>> BEGIN Extracted records
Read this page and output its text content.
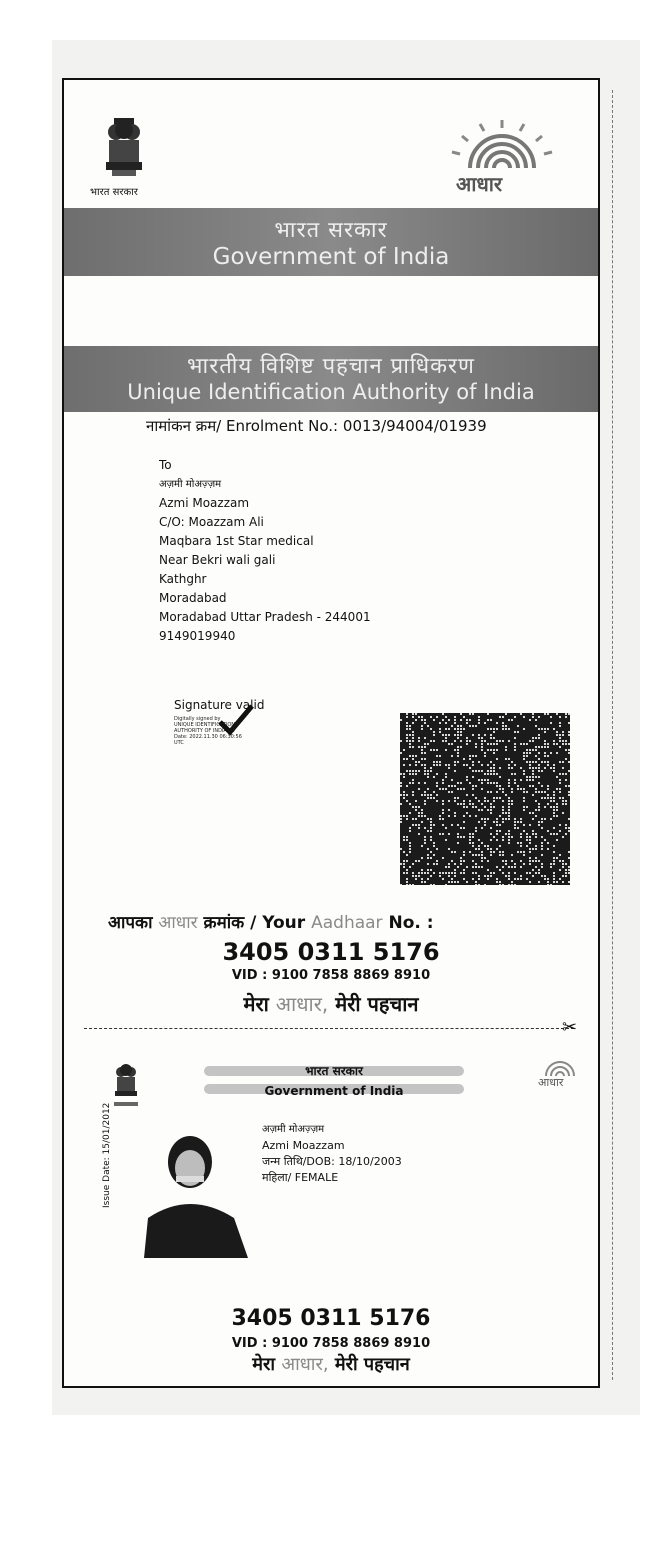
भारत सरकार	आधार
भारत सरकार
Government of India
भारतीय विशिष्ट पहचान प्राधिकरण
Unique Identification Authority of India
नामांकन क्रम/ Enrolment No.: 0013/94004/01939
To
अज़मी मोअज़्ज़म
Azmi Moazzam
C/O: Moazzam Ali
Maqbara 1st Star medical
Near Bekri wali gali
Kathghr
Moradabad
Moradabad Uttar Pradesh - 244001
9149019940
Signature valid
Digitally signed by
UNIQUE IDENTIFICATION
AUTHORITY OF INDIA 05
Date: 2022.11.30 06:30:56
UTC
आपका आधार क्रमांक / Your Aadhaar No. :
3405 0311 5176
VID : 9100 7858 8869 8910
मेरा आधार, मेरी पहचान
✂
भारत सरकार
Government of India
आधार
Issue Date: 15/01/2012	अज़मी मोअज़्ज़म
Azmi Moazzam
जन्म तिथि/DOB: 18/10/2003
महिला/ FEMALE
3405 0311 5176
VID : 9100 7858 8869 8910
मेरा आधार, मेरी पहचान
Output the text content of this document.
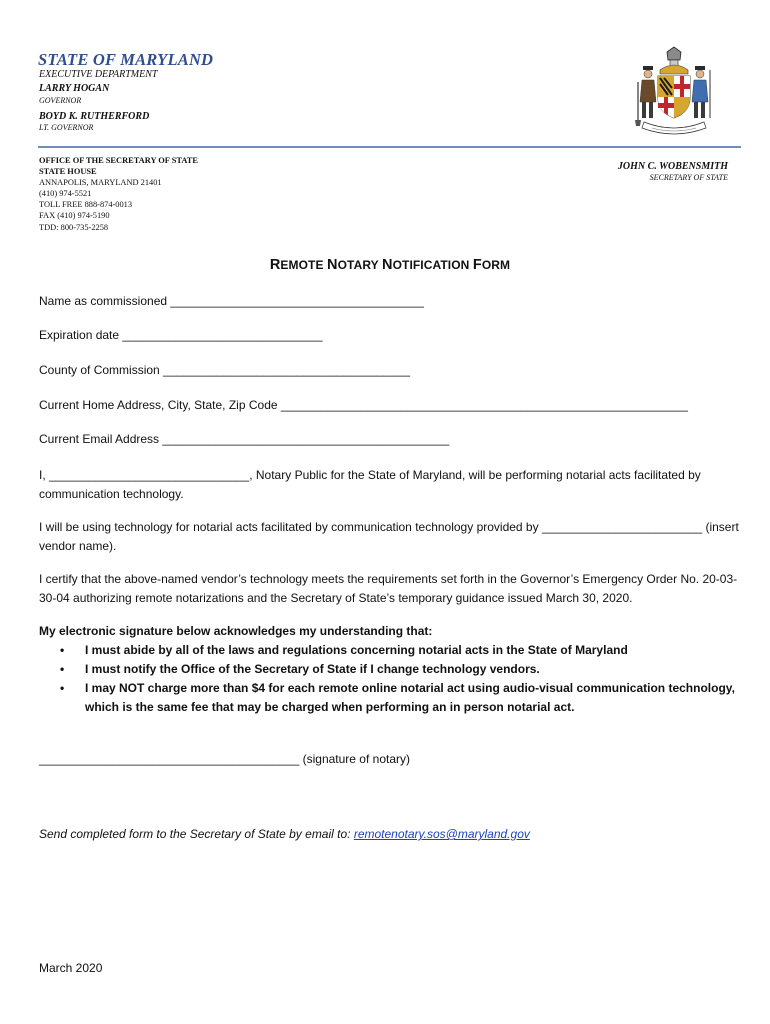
STATE OF MARYLAND
EXECUTIVE DEPARTMENT
LARRY HOGAN
GOVERNOR
BOYD K. RUTHERFORD
LT. GOVERNOR
OFFICE OF THE SECRETARY OF STATE
STATE HOUSE
ANNAPOLIS, MARYLAND 21401
(410) 974-5521
TOLL FREE 888-874-0013
FAX (410) 974-5190
TDD: 800-735-2258
JOHN C. WOBENSMITH
SECRETARY OF STATE
REMOTE NOTARY NOTIFICATION FORM
Name as commissioned ______________________________________
Expiration date ______________________________
County of Commission _____________________________________
Current Home Address, City, State, Zip Code _____________________________________________________________
Current Email Address ___________________________________________
I, ______________________________, Notary Public for the State of Maryland, will be performing notarial acts facilitated by communication technology.
I will be using technology for notarial acts facilitated by communication technology provided by ________________________ (insert vendor name).
I certify that the above-named vendor’s technology meets the requirements set forth in the Governor’s Emergency Order No. 20-03-30-04 authorizing remote notarizations and the Secretary of State’s temporary guidance issued March 30, 2020.
My electronic signature below acknowledges my understanding that:
• I must abide by all of the laws and regulations concerning notarial acts in the State of Maryland
• I must notify the Office of the Secretary of State if I change technology vendors.
• I may NOT charge more than $4 for each remote online notarial act using audio-visual communication technology, which is the same fee that may be charged when performing an in person notarial act.
_______________________________________ (signature of notary)
Send completed form to the Secretary of State by email to: remotenotary.sos@maryland.gov
March 2020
>> END Extracted records
Your objective » Output an exact copy of the material, with the pictures removed.

The output »
Read this page and output its text content.
भारत सरकार	आधार
भारत सरकार
Government of India
भारतीय विशिष्ट पहचान प्राधिकरण
Unique Identification Authority of India
नामांकन क्रम/ Enrolment No.: 0013/94004/01939
To
अज़मी मोअज़्ज़म
Azmi Moazzam
C/O: Moazzam Ali
Maqbara 1st Star medical
Near Bekri wali gali
Kathghr
Moradabad
Moradabad Uttar Pradesh - 244001
9149019940
Signature valid
Digitally signed by
UNIQUE IDENTIFICATION
AUTHORITY OF INDIA 05
Date: 2022.11.30 06:30:56
UTC
आपका आधार क्रमांक / Your Aadhaar No. :
3405 0311 5176
VID : 9100 7858 8869 8910
मेरा आधार, मेरी पहचान
✂
भारत सरकार
Government of India
आधार
Issue Date: 15/01/2012	अज़मी मोअज़्ज़म
Azmi Moazzam
जन्म तिथि/DOB: 18/10/2003
महिला/ FEMALE
3405 0311 5176
VID : 9100 7858 8869 8910
मेरा आधार, मेरी पहचान
Output the text content of this document.
STATE OF MARYLAND
EXECUTIVE DEPARTMENT
LARRY HOGAN
GOVERNOR
BOYD K. RUTHERFORD
LT. GOVERNOR
OFFICE OF THE SECRETARY OF STATE
STATE HOUSE
ANNAPOLIS, MARYLAND 21401
(410) 974-5521
TOLL FREE 888-874-0013
FAX (410) 974-5190
TDD: 800-735-2258
JOHN C. WOBENSMITH
SECRETARY OF STATE
REMOTE NOTARY NOTIFICATION FORM
Name as commissioned ______________________________________
Expiration date ______________________________
County of Commission _____________________________________
Current Home Address, City, State, Zip Code _____________________________________________________________
Current Email Address ___________________________________________
I, ______________________________, Notary Public for the State of Maryland, will be performing notarial acts facilitated by communication technology.
I will be using technology for notarial acts facilitated by communication technology provided by ________________________ (insert vendor name).
I certify that the above-named vendor’s technology meets the requirements set forth in the Governor’s Emergency Order No. 20-03-30-04 authorizing remote notarizations and the Secretary of State’s temporary guidance issued March 30, 2020.
My electronic signature below acknowledges my understanding that:
• I must abide by all of the laws and regulations concerning notarial acts in the State of Maryland
• I must notify the Office of the Secretary of State if I change technology vendors.
• I may NOT charge more than $4 for each remote online notarial act using audio-visual communication technology, which is the same fee that may be charged when performing an in person notarial act.
_______________________________________ (signature of notary)
Send completed form to the Secretary of State by email to: remotenotary.sos@maryland.gov
March 2020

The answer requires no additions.